▶ _Task details_: Write out the full set of records exactly. Any pictures in them do not belong in the copy.

Saved entries
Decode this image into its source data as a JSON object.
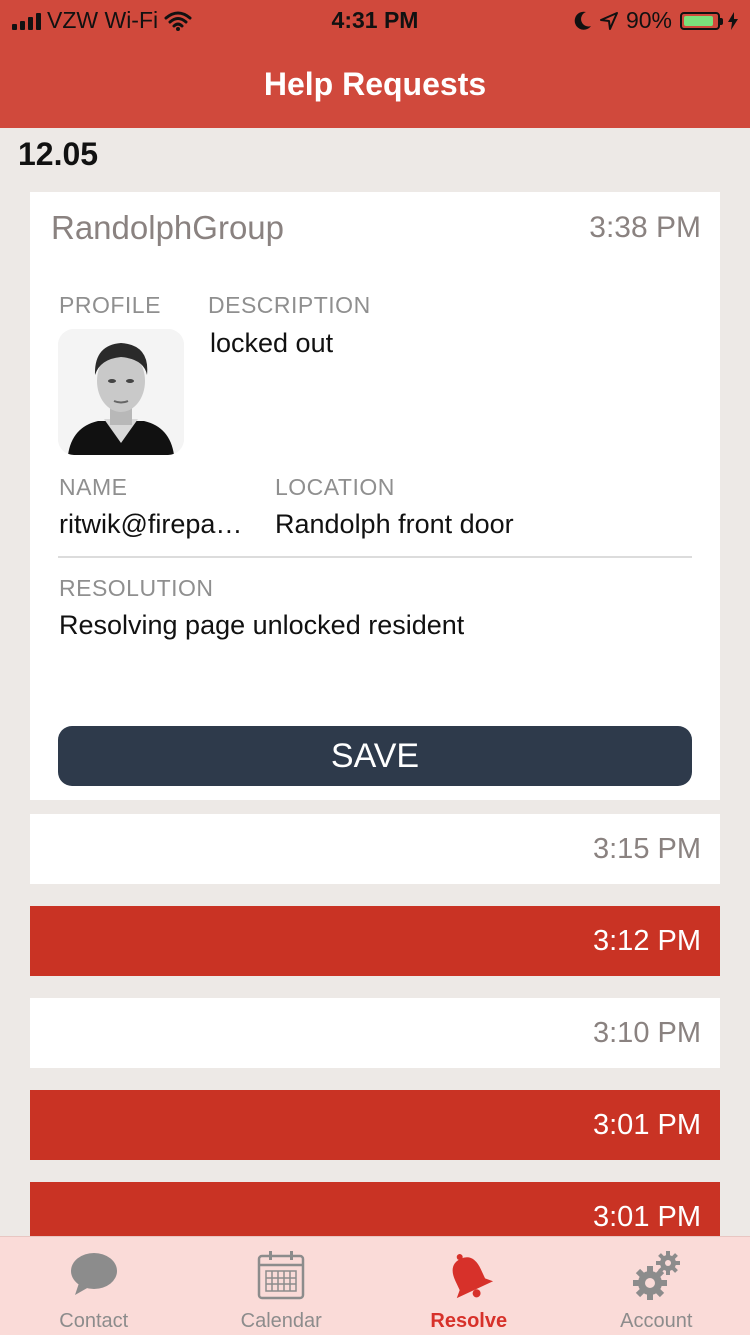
{
  "status_bar": {
    "carrier": "VZW Wi-Fi",
    "time": "4:31 PM",
    "battery_percent": "90%",
    "battery_level": 0.9
  },
  "header": {
    "title": "Help Requests"
  },
  "date_section": "12.05",
  "expanded_request": {
    "organization": "RandolphGroup",
    "time": "3:38 PM",
    "profile_label": "PROFILE",
    "description_label": "DESCRIPTION",
    "description": "locked out",
    "name_label": "NAME",
    "name": "ritwik@firepa…",
    "location_label": "LOCATION",
    "location": "Randolph front door",
    "resolution_label": "RESOLUTION",
    "resolution": "Resolving page unlocked resident",
    "save_label": "SAVE"
  },
  "requests": [
    {
      "time": "3:15 PM",
      "style": "white"
    },
    {
      "time": "3:12 PM",
      "style": "red"
    },
    {
      "time": "3:10 PM",
      "style": "white"
    },
    {
      "time": "3:01 PM",
      "style": "red"
    },
    {
      "time": "3:01 PM",
      "style": "red"
    }
  ],
  "tabs": [
    {
      "label": "Contact",
      "icon": "chat-bubble-icon"
    },
    {
      "label": "Calendar",
      "icon": "calendar-icon"
    },
    {
      "label": "Resolve",
      "icon": "bell-icon",
      "active": true
    },
    {
      "label": "Account",
      "icon": "gear-icon"
    }
  ],
  "colors": {
    "header": "#d0493c",
    "accent_red": "#c93324",
    "save_button": "#2e3a4b",
    "tab_active": "#d7312a",
    "tabbar": "#fadbd8"
  }
}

▶ _Answer for the task_:
Decode this image into its source data as a JSON object.
{
  "status_bar": {
    "carrier": "VZW Wi-Fi",
    "time": "4:31 PM",
    "battery_percent": "90%",
    "battery_level": 0.9
  },
  "header": {
    "title": "Help Requests"
  },
  "date_section": "12.05",
  "expanded_request": {
    "organization": "RandolphGroup",
    "time": "3:38 PM",
    "profile_label": "PROFILE",
    "description_label": "DESCRIPTION",
    "description": "locked out",
    "name_label": "NAME",
    "name": "ritwik@firepa…",
    "location_label": "LOCATION",
    "location": "Randolph front door",
    "resolution_label": "RESOLUTION",
    "resolution": "Resolving page unlocked resident",
    "save_label": "SAVE"
  },
  "requests": [
    {
      "time": "3:15 PM",
      "style": "white"
    },
    {
      "time": "3:12 PM",
      "style": "red"
    },
    {
      "time": "3:10 PM",
      "style": "white"
    },
    {
      "time": "3:01 PM",
      "style": "red"
    },
    {
      "time": "3:01 PM",
      "style": "red"
    }
  ],
  "tabs": [
    {
      "label": "Contact",
      "icon": "chat-bubble-icon"
    },
    {
      "label": "Calendar",
      "icon": "calendar-icon"
    },
    {
      "label": "Resolve",
      "icon": "bell-icon",
      "active": true
    },
    {
      "label": "Account",
      "icon": "gear-icon"
    }
  ],
  "colors": {
    "header": "#d0493c",
    "accent_red": "#c93324",
    "save_button": "#2e3a4b",
    "tab_active": "#d7312a",
    "tabbar": "#fadbd8"
  }
}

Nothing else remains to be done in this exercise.